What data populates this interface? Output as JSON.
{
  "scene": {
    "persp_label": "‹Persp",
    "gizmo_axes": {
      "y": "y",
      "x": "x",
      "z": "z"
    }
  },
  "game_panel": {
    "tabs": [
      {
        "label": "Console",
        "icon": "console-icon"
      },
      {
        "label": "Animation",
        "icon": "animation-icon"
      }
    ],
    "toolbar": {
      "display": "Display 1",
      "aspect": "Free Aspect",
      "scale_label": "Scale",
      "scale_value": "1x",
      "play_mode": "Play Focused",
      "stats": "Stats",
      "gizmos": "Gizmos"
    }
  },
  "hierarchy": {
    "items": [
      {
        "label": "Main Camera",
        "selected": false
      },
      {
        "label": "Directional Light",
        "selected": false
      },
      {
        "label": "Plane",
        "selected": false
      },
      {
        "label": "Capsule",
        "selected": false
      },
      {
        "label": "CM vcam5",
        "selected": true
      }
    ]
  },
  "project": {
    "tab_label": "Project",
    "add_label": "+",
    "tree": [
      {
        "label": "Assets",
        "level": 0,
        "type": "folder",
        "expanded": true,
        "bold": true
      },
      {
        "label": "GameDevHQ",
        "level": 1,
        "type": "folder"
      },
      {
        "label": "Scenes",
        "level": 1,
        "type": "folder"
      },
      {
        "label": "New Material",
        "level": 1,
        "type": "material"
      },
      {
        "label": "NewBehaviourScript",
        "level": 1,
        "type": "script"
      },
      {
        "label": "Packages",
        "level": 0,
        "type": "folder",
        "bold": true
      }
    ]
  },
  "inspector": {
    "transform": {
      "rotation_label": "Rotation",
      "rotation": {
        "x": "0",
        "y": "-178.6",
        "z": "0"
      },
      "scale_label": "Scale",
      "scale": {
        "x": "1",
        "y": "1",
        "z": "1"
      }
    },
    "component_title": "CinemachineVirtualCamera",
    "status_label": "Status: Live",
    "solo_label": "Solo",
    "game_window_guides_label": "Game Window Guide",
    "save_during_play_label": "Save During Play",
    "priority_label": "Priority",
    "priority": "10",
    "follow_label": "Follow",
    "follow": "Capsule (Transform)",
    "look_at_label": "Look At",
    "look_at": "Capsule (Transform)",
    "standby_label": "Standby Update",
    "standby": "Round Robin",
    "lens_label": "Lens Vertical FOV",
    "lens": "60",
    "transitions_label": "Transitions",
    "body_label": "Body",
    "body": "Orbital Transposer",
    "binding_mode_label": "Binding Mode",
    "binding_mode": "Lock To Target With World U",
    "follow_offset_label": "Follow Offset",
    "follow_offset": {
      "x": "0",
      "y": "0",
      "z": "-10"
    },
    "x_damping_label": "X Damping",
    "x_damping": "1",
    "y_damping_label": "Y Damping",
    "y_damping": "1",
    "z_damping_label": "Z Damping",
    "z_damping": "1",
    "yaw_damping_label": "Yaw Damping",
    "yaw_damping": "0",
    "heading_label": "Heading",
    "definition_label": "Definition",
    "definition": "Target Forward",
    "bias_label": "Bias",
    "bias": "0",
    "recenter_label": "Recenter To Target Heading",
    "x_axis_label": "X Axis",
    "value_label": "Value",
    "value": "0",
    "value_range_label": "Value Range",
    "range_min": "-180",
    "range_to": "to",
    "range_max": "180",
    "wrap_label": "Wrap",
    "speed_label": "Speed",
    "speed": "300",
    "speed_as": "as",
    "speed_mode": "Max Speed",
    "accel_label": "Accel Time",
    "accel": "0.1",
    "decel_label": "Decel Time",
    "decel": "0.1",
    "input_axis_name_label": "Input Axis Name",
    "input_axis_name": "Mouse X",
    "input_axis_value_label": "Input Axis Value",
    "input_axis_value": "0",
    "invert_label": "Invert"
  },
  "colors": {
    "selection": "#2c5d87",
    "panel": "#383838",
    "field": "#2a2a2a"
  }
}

» Short task: Return the listing above word for word.

» Task solution:
What data populates this interface? Output as JSON.
{
  "scene": {
    "persp_label": "‹Persp",
    "gizmo_axes": {
      "y": "y",
      "x": "x",
      "z": "z"
    }
  },
  "game_panel": {
    "tabs": [
      {
        "label": "Console",
        "icon": "console-icon"
      },
      {
        "label": "Animation",
        "icon": "animation-icon"
      }
    ],
    "toolbar": {
      "display": "Display 1",
      "aspect": "Free Aspect",
      "scale_label": "Scale",
      "scale_value": "1x",
      "play_mode": "Play Focused",
      "stats": "Stats",
      "gizmos": "Gizmos"
    }
  },
  "hierarchy": {
    "items": [
      {
        "label": "Main Camera",
        "selected": false
      },
      {
        "label": "Directional Light",
        "selected": false
      },
      {
        "label": "Plane",
        "selected": false
      },
      {
        "label": "Capsule",
        "selected": false
      },
      {
        "label": "CM vcam5",
        "selected": true
      }
    ]
  },
  "project": {
    "tab_label": "Project",
    "add_label": "+",
    "tree": [
      {
        "label": "Assets",
        "level": 0,
        "type": "folder",
        "expanded": true,
        "bold": true
      },
      {
        "label": "GameDevHQ",
        "level": 1,
        "type": "folder"
      },
      {
        "label": "Scenes",
        "level": 1,
        "type": "folder"
      },
      {
        "label": "New Material",
        "level": 1,
        "type": "material"
      },
      {
        "label": "NewBehaviourScript",
        "level": 1,
        "type": "script"
      },
      {
        "label": "Packages",
        "level": 0,
        "type": "folder",
        "bold": true
      }
    ]
  },
  "inspector": {
    "transform": {
      "rotation_label": "Rotation",
      "rotation": {
        "x": "0",
        "y": "-178.6",
        "z": "0"
      },
      "scale_label": "Scale",
      "scale": {
        "x": "1",
        "y": "1",
        "z": "1"
      }
    },
    "component_title": "CinemachineVirtualCamera",
    "status_label": "Status: Live",
    "solo_label": "Solo",
    "game_window_guides_label": "Game Window Guide",
    "save_during_play_label": "Save During Play",
    "priority_label": "Priority",
    "priority": "10",
    "follow_label": "Follow",
    "follow": "Capsule (Transform)",
    "look_at_label": "Look At",
    "look_at": "Capsule (Transform)",
    "standby_label": "Standby Update",
    "standby": "Round Robin",
    "lens_label": "Lens Vertical FOV",
    "lens": "60",
    "transitions_label": "Transitions",
    "body_label": "Body",
    "body": "Orbital Transposer",
    "binding_mode_label": "Binding Mode",
    "binding_mode": "Lock To Target With World U",
    "follow_offset_label": "Follow Offset",
    "follow_offset": {
      "x": "0",
      "y": "0",
      "z": "-10"
    },
    "x_damping_label": "X Damping",
    "x_damping": "1",
    "y_damping_label": "Y Damping",
    "y_damping": "1",
    "z_damping_label": "Z Damping",
    "z_damping": "1",
    "yaw_damping_label": "Yaw Damping",
    "yaw_damping": "0",
    "heading_label": "Heading",
    "definition_label": "Definition",
    "definition": "Target Forward",
    "bias_label": "Bias",
    "bias": "0",
    "recenter_label": "Recenter To Target Heading",
    "x_axis_label": "X Axis",
    "value_label": "Value",
    "value": "0",
    "value_range_label": "Value Range",
    "range_min": "-180",
    "range_to": "to",
    "range_max": "180",
    "wrap_label": "Wrap",
    "speed_label": "Speed",
    "speed": "300",
    "speed_as": "as",
    "speed_mode": "Max Speed",
    "accel_label": "Accel Time",
    "accel": "0.1",
    "decel_label": "Decel Time",
    "decel": "0.1",
    "input_axis_name_label": "Input Axis Name",
    "input_axis_name": "Mouse X",
    "input_axis_value_label": "Input Axis Value",
    "input_axis_value": "0",
    "invert_label": "Invert"
  },
  "colors": {
    "selection": "#2c5d87",
    "panel": "#383838",
    "field": "#2a2a2a"
  }
}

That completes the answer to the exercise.